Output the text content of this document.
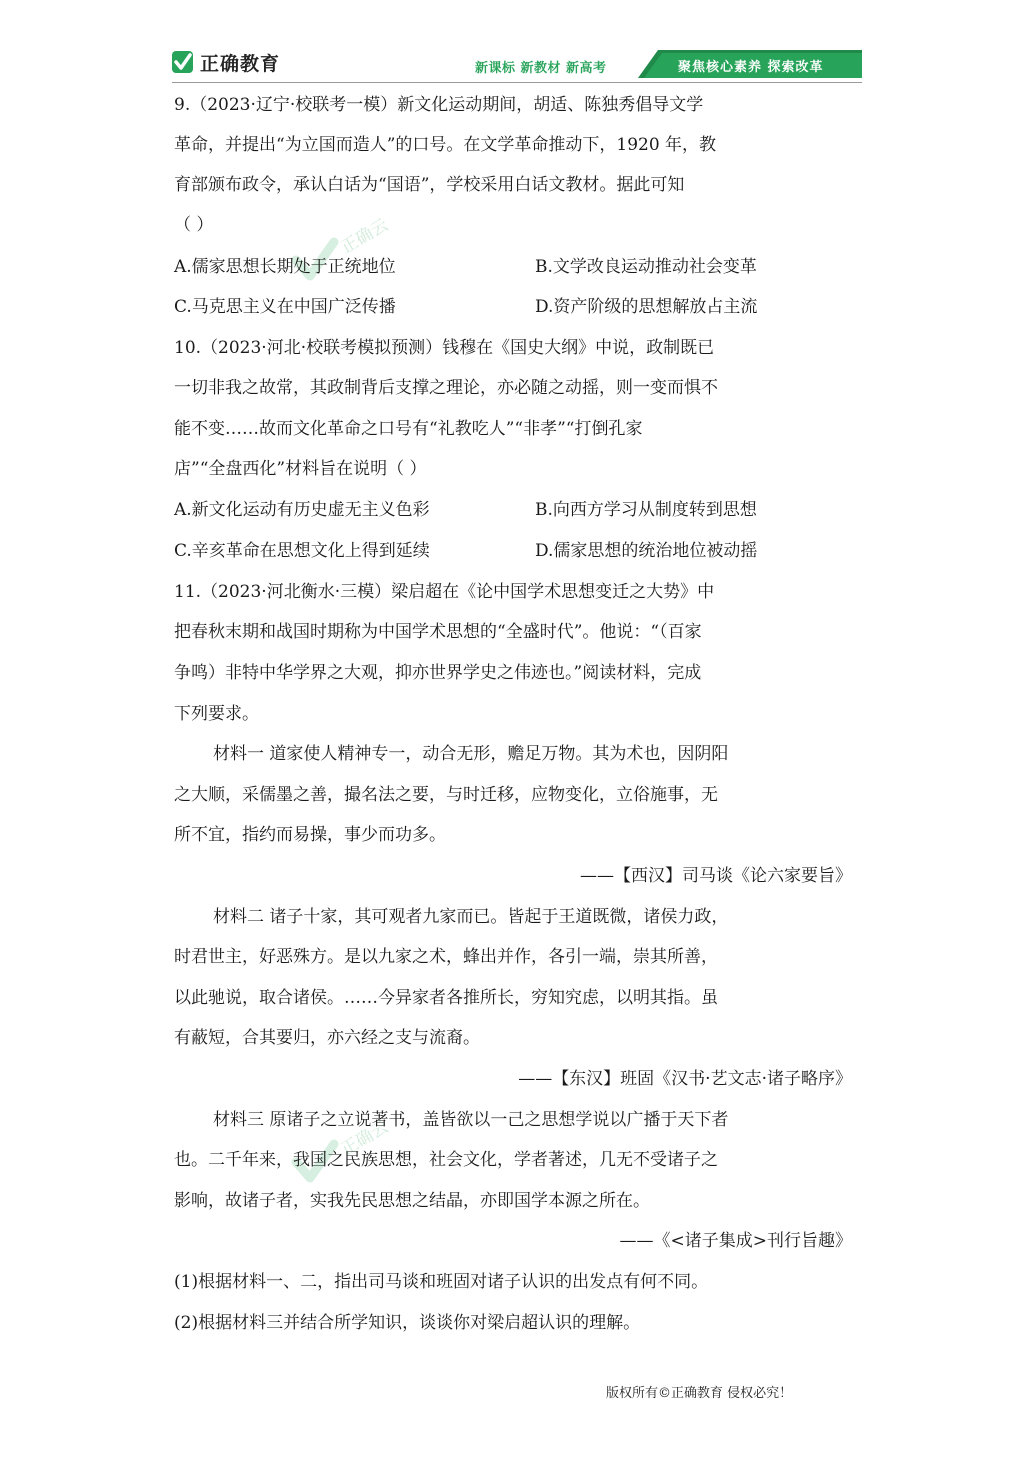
正确教育	新课标 新教材 新高考	聚焦核心素养 探索改革
正确云
正确云
9.（2023·辽宁·校联考一模）新文化运动期间，胡适、陈独秀倡导文学
革命，并提出“为立国而造人”的口号。在文学革命推动下，1920 年，教
育部颁布政令，承认白话为“国语”，学校采用白话文教材。据此可知
（ ）
A.儒家思想长期处于正统地位	B.文学改良运动推动社会变革
C.马克思主义在中国广泛传播	D.资产阶级的思想解放占主流
10.（2023·河北·校联考模拟预测）钱穆在《国史大纲》中说，政制既已
一切非我之故常，其政制背后支撑之理论，亦必随之动摇，则一变而惧不
能不变……故而文化革命之口号有“礼教吃人”“非孝”“打倒孔家
店”“全盘西化”材料旨在说明（ ）
A.新文化运动有历史虚无主义色彩	B.向西方学习从制度转到思想
C.辛亥革命在思想文化上得到延续	D.儒家思想的统治地位被动摇
11.（2023·河北衡水·三模）梁启超在《论中国学术思想变迁之大势》中
把春秋末期和战国时期称为中国学术思想的“全盛时代”。他说：“（百家
争鸣）非特中华学界之大观，抑亦世界学史之伟迹也。”阅读材料，完成
下列要求。
材料一 道家使人精神专一，动合无形，赡足万物。其为术也，因阴阳
之大顺，采儒墨之善，撮名法之要，与时迁移，应物变化，立俗施事，无
所不宜，指约而易操，事少而功多。
——【西汉】司马谈《论六家要旨》
材料二 诸子十家，其可观者九家而已。皆起于王道既微，诸侯力政，
时君世主，好恶殊方。是以九家之术，蜂出并作，各引一端，崇其所善，
以此驰说，取合诸侯。……今异家者各推所长，穷知究虑，以明其指。虽
有蔽短，合其要归，亦六经之支与流裔。
——【东汉】班固《汉书·艺文志·诸子略序》
材料三 原诸子之立说著书，盖皆欲以一己之思想学说以广播于天下者
也。二千年来，我国之民族思想，社会文化，学者著述，几无不受诸子之
影响，故诸子者，实我先民思想之结晶，亦即国学本源之所在。
——《<诸子集成>刊行旨趣》
(1)根据材料一、二，指出司马谈和班固对诸子认识的出发点有何不同。
(2)根据材料三并结合所学知识，谈谈你对梁启超认识的理解。
版权所有©正确教育 侵权必究！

• _GIVEN PROBLEM_
Copy out the entries verbatim and leave the images out.

• _RESPONSE TO THE TASK_
Output the text content of this document.
正确教育	新课标 新教材 新高考	聚焦核心素养 探索改革
正确云
正确云
9.（2023·辽宁·校联考一模）新文化运动期间，胡适、陈独秀倡导文学
革命，并提出“为立国而造人”的口号。在文学革命推动下，1920 年，教
育部颁布政令，承认白话为“国语”，学校采用白话文教材。据此可知
（ ）
A.儒家思想长期处于正统地位	B.文学改良运动推动社会变革
C.马克思主义在中国广泛传播	D.资产阶级的思想解放占主流
10.（2023·河北·校联考模拟预测）钱穆在《国史大纲》中说，政制既已
一切非我之故常，其政制背后支撑之理论，亦必随之动摇，则一变而惧不
能不变……故而文化革命之口号有“礼教吃人”“非孝”“打倒孔家
店”“全盘西化”材料旨在说明（ ）
A.新文化运动有历史虚无主义色彩	B.向西方学习从制度转到思想
C.辛亥革命在思想文化上得到延续	D.儒家思想的统治地位被动摇
11.（2023·河北衡水·三模）梁启超在《论中国学术思想变迁之大势》中
把春秋末期和战国时期称为中国学术思想的“全盛时代”。他说：“（百家
争鸣）非特中华学界之大观，抑亦世界学史之伟迹也。”阅读材料，完成
下列要求。
材料一 道家使人精神专一，动合无形，赡足万物。其为术也，因阴阳
之大顺，采儒墨之善，撮名法之要，与时迁移，应物变化，立俗施事，无
所不宜，指约而易操，事少而功多。
——【西汉】司马谈《论六家要旨》
材料二 诸子十家，其可观者九家而已。皆起于王道既微，诸侯力政，
时君世主，好恶殊方。是以九家之术，蜂出并作，各引一端，崇其所善，
以此驰说，取合诸侯。……今异家者各推所长，穷知究虑，以明其指。虽
有蔽短，合其要归，亦六经之支与流裔。
——【东汉】班固《汉书·艺文志·诸子略序》
材料三 原诸子之立说著书，盖皆欲以一己之思想学说以广播于天下者
也。二千年来，我国之民族思想，社会文化，学者著述，几无不受诸子之
影响，故诸子者，实我先民思想之结晶，亦即国学本源之所在。
——《<诸子集成>刊行旨趣》
(1)根据材料一、二，指出司马谈和班固对诸子认识的出发点有何不同。
(2)根据材料三并结合所学知识，谈谈你对梁启超认识的理解。
版权所有©正确教育 侵权必究！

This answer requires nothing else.